— Start of SUPPLIED ENTRIES —
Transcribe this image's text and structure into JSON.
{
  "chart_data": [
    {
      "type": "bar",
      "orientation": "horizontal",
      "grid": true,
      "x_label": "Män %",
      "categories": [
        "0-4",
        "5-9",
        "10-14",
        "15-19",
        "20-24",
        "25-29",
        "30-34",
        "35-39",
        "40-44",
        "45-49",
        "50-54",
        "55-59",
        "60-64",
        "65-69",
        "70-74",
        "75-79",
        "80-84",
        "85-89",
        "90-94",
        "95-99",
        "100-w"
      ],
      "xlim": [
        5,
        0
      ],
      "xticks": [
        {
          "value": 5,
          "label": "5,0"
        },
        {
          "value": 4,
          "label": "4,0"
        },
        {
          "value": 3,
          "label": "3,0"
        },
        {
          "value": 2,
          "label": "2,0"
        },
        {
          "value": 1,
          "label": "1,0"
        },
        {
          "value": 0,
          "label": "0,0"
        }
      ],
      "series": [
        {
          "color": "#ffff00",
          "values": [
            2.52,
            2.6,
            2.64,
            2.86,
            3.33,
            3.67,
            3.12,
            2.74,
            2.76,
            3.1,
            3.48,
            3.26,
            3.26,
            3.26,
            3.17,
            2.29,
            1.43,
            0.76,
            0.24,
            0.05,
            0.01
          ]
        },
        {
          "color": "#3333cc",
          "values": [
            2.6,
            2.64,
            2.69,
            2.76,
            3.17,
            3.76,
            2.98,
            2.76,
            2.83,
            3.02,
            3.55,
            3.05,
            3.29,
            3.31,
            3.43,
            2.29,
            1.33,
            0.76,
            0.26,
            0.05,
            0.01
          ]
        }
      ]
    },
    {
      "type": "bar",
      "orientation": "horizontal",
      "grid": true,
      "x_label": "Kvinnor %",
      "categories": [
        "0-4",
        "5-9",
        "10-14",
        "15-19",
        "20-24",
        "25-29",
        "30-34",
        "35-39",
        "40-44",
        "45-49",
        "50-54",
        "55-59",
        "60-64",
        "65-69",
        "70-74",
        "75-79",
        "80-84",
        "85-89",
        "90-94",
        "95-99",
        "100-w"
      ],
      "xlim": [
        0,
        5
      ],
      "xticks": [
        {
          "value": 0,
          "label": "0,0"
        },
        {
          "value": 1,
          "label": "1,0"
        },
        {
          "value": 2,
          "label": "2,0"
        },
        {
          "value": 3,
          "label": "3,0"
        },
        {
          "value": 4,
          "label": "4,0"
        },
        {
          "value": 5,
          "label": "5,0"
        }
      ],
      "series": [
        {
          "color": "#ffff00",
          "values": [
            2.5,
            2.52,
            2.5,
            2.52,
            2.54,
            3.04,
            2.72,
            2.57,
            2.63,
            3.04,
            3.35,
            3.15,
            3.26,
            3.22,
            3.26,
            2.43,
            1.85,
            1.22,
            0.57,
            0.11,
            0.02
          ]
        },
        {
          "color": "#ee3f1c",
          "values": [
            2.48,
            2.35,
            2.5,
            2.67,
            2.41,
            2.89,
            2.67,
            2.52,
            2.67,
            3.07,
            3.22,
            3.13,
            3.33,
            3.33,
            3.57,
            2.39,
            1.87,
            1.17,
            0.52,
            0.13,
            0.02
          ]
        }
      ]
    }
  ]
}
— End of SUPPLIED ENTRIES —
PROMPT. Each entry above is to be set down again in exactly the same words.

TASK OUTPUT.
Transcribe this image's text and structure into JSON.
{
  "chart_data": [
    {
      "type": "bar",
      "orientation": "horizontal",
      "grid": true,
      "x_label": "Män %",
      "categories": [
        "0-4",
        "5-9",
        "10-14",
        "15-19",
        "20-24",
        "25-29",
        "30-34",
        "35-39",
        "40-44",
        "45-49",
        "50-54",
        "55-59",
        "60-64",
        "65-69",
        "70-74",
        "75-79",
        "80-84",
        "85-89",
        "90-94",
        "95-99",
        "100-w"
      ],
      "xlim": [
        5,
        0
      ],
      "xticks": [
        {
          "value": 5,
          "label": "5,0"
        },
        {
          "value": 4,
          "label": "4,0"
        },
        {
          "value": 3,
          "label": "3,0"
        },
        {
          "value": 2,
          "label": "2,0"
        },
        {
          "value": 1,
          "label": "1,0"
        },
        {
          "value": 0,
          "label": "0,0"
        }
      ],
      "series": [
        {
          "color": "#ffff00",
          "values": [
            2.52,
            2.6,
            2.64,
            2.86,
            3.33,
            3.67,
            3.12,
            2.74,
            2.76,
            3.1,
            3.48,
            3.26,
            3.26,
            3.26,
            3.17,
            2.29,
            1.43,
            0.76,
            0.24,
            0.05,
            0.01
          ]
        },
        {
          "color": "#3333cc",
          "values": [
            2.6,
            2.64,
            2.69,
            2.76,
            3.17,
            3.76,
            2.98,
            2.76,
            2.83,
            3.02,
            3.55,
            3.05,
            3.29,
            3.31,
            3.43,
            2.29,
            1.33,
            0.76,
            0.26,
            0.05,
            0.01
          ]
        }
      ]
    },
    {
      "type": "bar",
      "orientation": "horizontal",
      "grid": true,
      "x_label": "Kvinnor %",
      "categories": [
        "0-4",
        "5-9",
        "10-14",
        "15-19",
        "20-24",
        "25-29",
        "30-34",
        "35-39",
        "40-44",
        "45-49",
        "50-54",
        "55-59",
        "60-64",
        "65-69",
        "70-74",
        "75-79",
        "80-84",
        "85-89",
        "90-94",
        "95-99",
        "100-w"
      ],
      "xlim": [
        0,
        5
      ],
      "xticks": [
        {
          "value": 0,
          "label": "0,0"
        },
        {
          "value": 1,
          "label": "1,0"
        },
        {
          "value": 2,
          "label": "2,0"
        },
        {
          "value": 3,
          "label": "3,0"
        },
        {
          "value": 4,
          "label": "4,0"
        },
        {
          "value": 5,
          "label": "5,0"
        }
      ],
      "series": [
        {
          "color": "#ffff00",
          "values": [
            2.5,
            2.52,
            2.5,
            2.52,
            2.54,
            3.04,
            2.72,
            2.57,
            2.63,
            3.04,
            3.35,
            3.15,
            3.26,
            3.22,
            3.26,
            2.43,
            1.85,
            1.22,
            0.57,
            0.11,
            0.02
          ]
        },
        {
          "color": "#ee3f1c",
          "values": [
            2.48,
            2.35,
            2.5,
            2.67,
            2.41,
            2.89,
            2.67,
            2.52,
            2.67,
            3.07,
            3.22,
            3.13,
            3.33,
            3.33,
            3.57,
            2.39,
            1.87,
            1.17,
            0.52,
            0.13,
            0.02
          ]
        }
      ]
    }
  ]
}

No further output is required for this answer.